Exactly as they appear, output all of the entries.

Figure record listings:
▬▬▬▬▬▬

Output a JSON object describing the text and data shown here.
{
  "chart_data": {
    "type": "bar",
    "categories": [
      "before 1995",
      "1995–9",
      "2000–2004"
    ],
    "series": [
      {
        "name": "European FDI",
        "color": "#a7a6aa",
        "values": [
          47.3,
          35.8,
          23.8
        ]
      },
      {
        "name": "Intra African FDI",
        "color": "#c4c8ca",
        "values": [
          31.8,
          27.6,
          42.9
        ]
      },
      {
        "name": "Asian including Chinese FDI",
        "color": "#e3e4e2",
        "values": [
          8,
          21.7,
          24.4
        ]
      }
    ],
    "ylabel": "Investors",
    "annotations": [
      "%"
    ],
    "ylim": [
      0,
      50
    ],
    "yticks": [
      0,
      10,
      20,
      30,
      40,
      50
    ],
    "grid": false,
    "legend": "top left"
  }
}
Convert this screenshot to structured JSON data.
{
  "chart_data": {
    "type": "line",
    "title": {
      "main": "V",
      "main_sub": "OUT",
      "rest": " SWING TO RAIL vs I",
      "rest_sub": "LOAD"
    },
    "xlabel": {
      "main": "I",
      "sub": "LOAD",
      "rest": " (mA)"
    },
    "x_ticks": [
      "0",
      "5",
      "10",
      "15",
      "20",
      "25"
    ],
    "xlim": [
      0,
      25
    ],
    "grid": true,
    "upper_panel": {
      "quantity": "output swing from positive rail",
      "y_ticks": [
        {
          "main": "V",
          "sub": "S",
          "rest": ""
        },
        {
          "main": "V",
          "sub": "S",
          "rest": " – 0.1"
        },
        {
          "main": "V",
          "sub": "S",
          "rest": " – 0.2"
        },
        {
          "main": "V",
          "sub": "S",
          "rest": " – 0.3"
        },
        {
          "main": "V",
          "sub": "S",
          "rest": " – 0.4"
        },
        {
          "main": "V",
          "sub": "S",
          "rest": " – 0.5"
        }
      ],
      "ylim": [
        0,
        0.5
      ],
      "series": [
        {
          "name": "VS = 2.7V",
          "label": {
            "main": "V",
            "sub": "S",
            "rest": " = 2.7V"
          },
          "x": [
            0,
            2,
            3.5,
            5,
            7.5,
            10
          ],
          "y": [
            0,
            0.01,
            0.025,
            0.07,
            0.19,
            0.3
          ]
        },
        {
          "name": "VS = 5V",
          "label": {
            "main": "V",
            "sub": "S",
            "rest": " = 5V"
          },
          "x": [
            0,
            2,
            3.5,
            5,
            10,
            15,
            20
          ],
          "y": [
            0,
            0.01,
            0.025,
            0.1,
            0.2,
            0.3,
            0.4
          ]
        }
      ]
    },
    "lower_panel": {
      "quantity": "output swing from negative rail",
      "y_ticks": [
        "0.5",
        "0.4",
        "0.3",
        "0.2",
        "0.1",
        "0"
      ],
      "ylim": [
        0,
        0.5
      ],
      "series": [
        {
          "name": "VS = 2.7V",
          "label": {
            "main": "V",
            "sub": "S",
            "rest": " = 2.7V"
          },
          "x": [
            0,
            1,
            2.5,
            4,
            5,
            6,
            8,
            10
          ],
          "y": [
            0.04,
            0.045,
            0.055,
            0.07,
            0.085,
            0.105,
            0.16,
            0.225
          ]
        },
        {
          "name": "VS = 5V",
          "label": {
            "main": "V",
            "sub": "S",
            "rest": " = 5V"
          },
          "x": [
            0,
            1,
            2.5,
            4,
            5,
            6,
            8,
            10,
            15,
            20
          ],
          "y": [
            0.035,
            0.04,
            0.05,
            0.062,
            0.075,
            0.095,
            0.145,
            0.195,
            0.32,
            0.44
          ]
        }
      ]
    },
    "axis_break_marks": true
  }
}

▬▬▬▬▬▬

• _ANSWER BELOW_
Output a JSON object describing the text and data shown here.
{
  "chart_data": {
    "type": "bar",
    "categories": [
      "before 1995",
      "1995–9",
      "2000–2004"
    ],
    "series": [
      {
        "name": "European FDI",
        "color": "#a7a6aa",
        "values": [
          47.3,
          35.8,
          23.8
        ]
      },
      {
        "name": "Intra African FDI",
        "color": "#c4c8ca",
        "values": [
          31.8,
          27.6,
          42.9
        ]
      },
      {
        "name": "Asian including Chinese FDI",
        "color": "#e3e4e2",
        "values": [
          8,
          21.7,
          24.4
        ]
      }
    ],
    "ylabel": "Investors",
    "annotations": [
      "%"
    ],
    "ylim": [
      0,
      50
    ],
    "yticks": [
      0,
      10,
      20,
      30,
      40,
      50
    ],
    "grid": false,
    "legend": "top left"
  }
}
Convert this screenshot to structured JSON data.
{
  "chart_data": {
    "type": "line",
    "title": {
      "main": "V",
      "main_sub": "OUT",
      "rest": " SWING TO RAIL vs I",
      "rest_sub": "LOAD"
    },
    "xlabel": {
      "main": "I",
      "sub": "LOAD",
      "rest": " (mA)"
    },
    "x_ticks": [
      "0",
      "5",
      "10",
      "15",
      "20",
      "25"
    ],
    "xlim": [
      0,
      25
    ],
    "grid": true,
    "upper_panel": {
      "quantity": "output swing from positive rail",
      "y_ticks": [
        {
          "main": "V",
          "sub": "S",
          "rest": ""
        },
        {
          "main": "V",
          "sub": "S",
          "rest": " – 0.1"
        },
        {
          "main": "V",
          "sub": "S",
          "rest": " – 0.2"
        },
        {
          "main": "V",
          "sub": "S",
          "rest": " – 0.3"
        },
        {
          "main": "V",
          "sub": "S",
          "rest": " – 0.4"
        },
        {
          "main": "V",
          "sub": "S",
          "rest": " – 0.5"
        }
      ],
      "ylim": [
        0,
        0.5
      ],
      "series": [
        {
          "name": "VS = 2.7V",
          "label": {
            "main": "V",
            "sub": "S",
            "rest": " = 2.7V"
          },
          "x": [
            0,
            2,
            3.5,
            5,
            7.5,
            10
          ],
          "y": [
            0,
            0.01,
            0.025,
            0.07,
            0.19,
            0.3
          ]
        },
        {
          "name": "VS = 5V",
          "label": {
            "main": "V",
            "sub": "S",
            "rest": " = 5V"
          },
          "x": [
            0,
            2,
            3.5,
            5,
            10,
            15,
            20
          ],
          "y": [
            0,
            0.01,
            0.025,
            0.1,
            0.2,
            0.3,
            0.4
          ]
        }
      ]
    },
    "lower_panel": {
      "quantity": "output swing from negative rail",
      "y_ticks": [
        "0.5",
        "0.4",
        "0.3",
        "0.2",
        "0.1",
        "0"
      ],
      "ylim": [
        0,
        0.5
      ],
      "series": [
        {
          "name": "VS = 2.7V",
          "label": {
            "main": "V",
            "sub": "S",
            "rest": " = 2.7V"
          },
          "x": [
            0,
            1,
            2.5,
            4,
            5,
            6,
            8,
            10
          ],
          "y": [
            0.04,
            0.045,
            0.055,
            0.07,
            0.085,
            0.105,
            0.16,
            0.225
          ]
        },
        {
          "name": "VS = 5V",
          "label": {
            "main": "V",
            "sub": "S",
            "rest": " = 5V"
          },
          "x": [
            0,
            1,
            2.5,
            4,
            5,
            6,
            8,
            10,
            15,
            20
          ],
          "y": [
            0.035,
            0.04,
            0.05,
            0.062,
            0.075,
            0.095,
            0.145,
            0.195,
            0.32,
            0.44
          ]
        }
      ]
    },
    "axis_break_marks": true
  }
}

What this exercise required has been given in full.